PROMPT: Pick out each line of the records in which the word "وأبـو" appears.

Saved data entries

▬▬▬

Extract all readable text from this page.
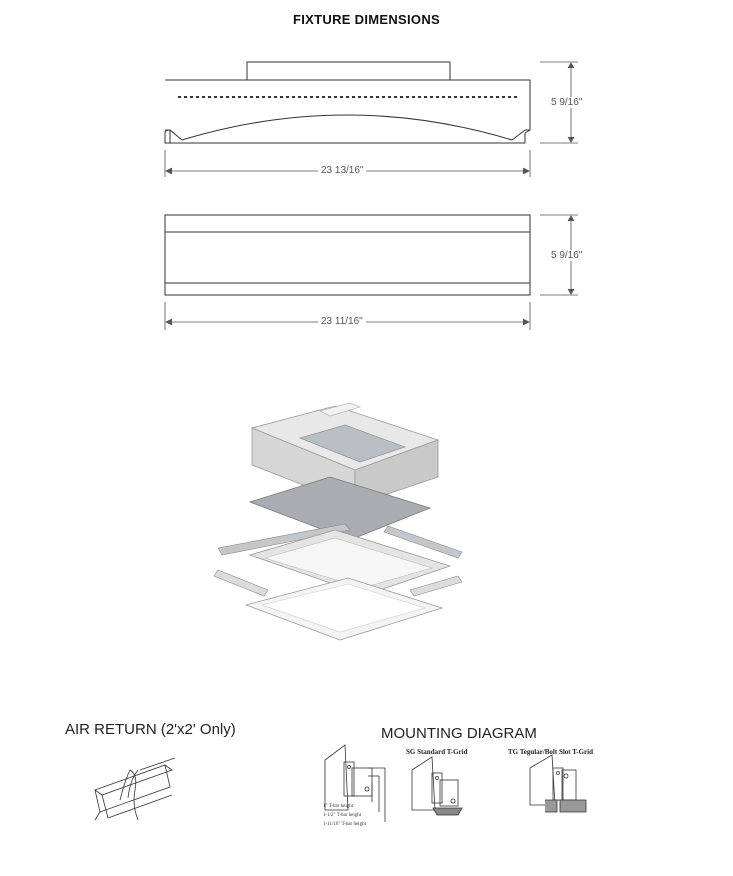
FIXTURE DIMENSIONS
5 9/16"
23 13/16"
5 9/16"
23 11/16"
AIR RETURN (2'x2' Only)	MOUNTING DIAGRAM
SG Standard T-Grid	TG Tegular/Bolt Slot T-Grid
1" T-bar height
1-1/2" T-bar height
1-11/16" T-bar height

▬▬▬

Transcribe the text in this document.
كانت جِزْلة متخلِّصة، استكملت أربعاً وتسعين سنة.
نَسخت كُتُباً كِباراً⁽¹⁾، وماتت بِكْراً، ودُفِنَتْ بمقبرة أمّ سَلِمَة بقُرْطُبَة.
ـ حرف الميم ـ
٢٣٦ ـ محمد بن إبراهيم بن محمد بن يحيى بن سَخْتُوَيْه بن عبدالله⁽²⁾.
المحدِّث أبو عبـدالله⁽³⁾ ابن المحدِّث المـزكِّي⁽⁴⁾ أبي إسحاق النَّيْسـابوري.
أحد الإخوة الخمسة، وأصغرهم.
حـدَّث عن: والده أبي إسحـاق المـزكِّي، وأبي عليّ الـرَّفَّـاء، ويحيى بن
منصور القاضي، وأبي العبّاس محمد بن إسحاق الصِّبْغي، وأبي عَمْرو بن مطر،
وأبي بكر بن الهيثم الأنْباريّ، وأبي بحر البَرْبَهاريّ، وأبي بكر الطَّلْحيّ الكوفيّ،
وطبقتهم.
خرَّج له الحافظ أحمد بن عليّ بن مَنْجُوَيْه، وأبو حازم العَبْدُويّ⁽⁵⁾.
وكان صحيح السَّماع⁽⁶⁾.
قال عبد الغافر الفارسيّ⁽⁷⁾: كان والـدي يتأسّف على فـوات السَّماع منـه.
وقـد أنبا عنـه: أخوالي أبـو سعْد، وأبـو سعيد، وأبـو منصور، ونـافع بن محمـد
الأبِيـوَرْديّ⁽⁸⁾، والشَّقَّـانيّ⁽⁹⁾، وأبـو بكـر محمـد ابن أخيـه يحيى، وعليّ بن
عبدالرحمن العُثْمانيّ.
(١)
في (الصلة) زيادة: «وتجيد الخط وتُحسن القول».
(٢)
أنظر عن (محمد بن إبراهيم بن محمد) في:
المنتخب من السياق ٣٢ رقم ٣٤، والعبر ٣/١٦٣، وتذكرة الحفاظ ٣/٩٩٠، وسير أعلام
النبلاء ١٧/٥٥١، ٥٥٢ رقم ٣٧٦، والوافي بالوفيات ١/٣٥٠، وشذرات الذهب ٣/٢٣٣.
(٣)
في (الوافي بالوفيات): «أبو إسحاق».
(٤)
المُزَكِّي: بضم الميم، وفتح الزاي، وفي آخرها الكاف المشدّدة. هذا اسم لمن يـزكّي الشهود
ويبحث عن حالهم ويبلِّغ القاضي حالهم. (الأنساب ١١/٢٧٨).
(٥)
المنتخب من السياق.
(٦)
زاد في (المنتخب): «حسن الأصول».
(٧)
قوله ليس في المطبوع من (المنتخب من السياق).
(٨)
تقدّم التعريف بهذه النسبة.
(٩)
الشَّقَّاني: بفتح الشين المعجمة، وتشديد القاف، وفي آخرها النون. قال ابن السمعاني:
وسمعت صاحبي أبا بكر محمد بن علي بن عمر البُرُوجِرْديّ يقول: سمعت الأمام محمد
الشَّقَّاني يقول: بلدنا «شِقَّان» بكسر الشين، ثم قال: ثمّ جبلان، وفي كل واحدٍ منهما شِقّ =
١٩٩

▬▬▬

PROBLEM SOLUTION:
وقـد أنبا عنـه: أخوالي أبـو سعْد، وأبـو سعيد، وأبـو منصور، ونـافع بن محمـد
الأبِيـوَرْديّ⁽⁸⁾، والشَّقَّـانيّ⁽⁹⁾، وأبـو بكـر محمـد ابن أخيـه يحيى، وعليّ بن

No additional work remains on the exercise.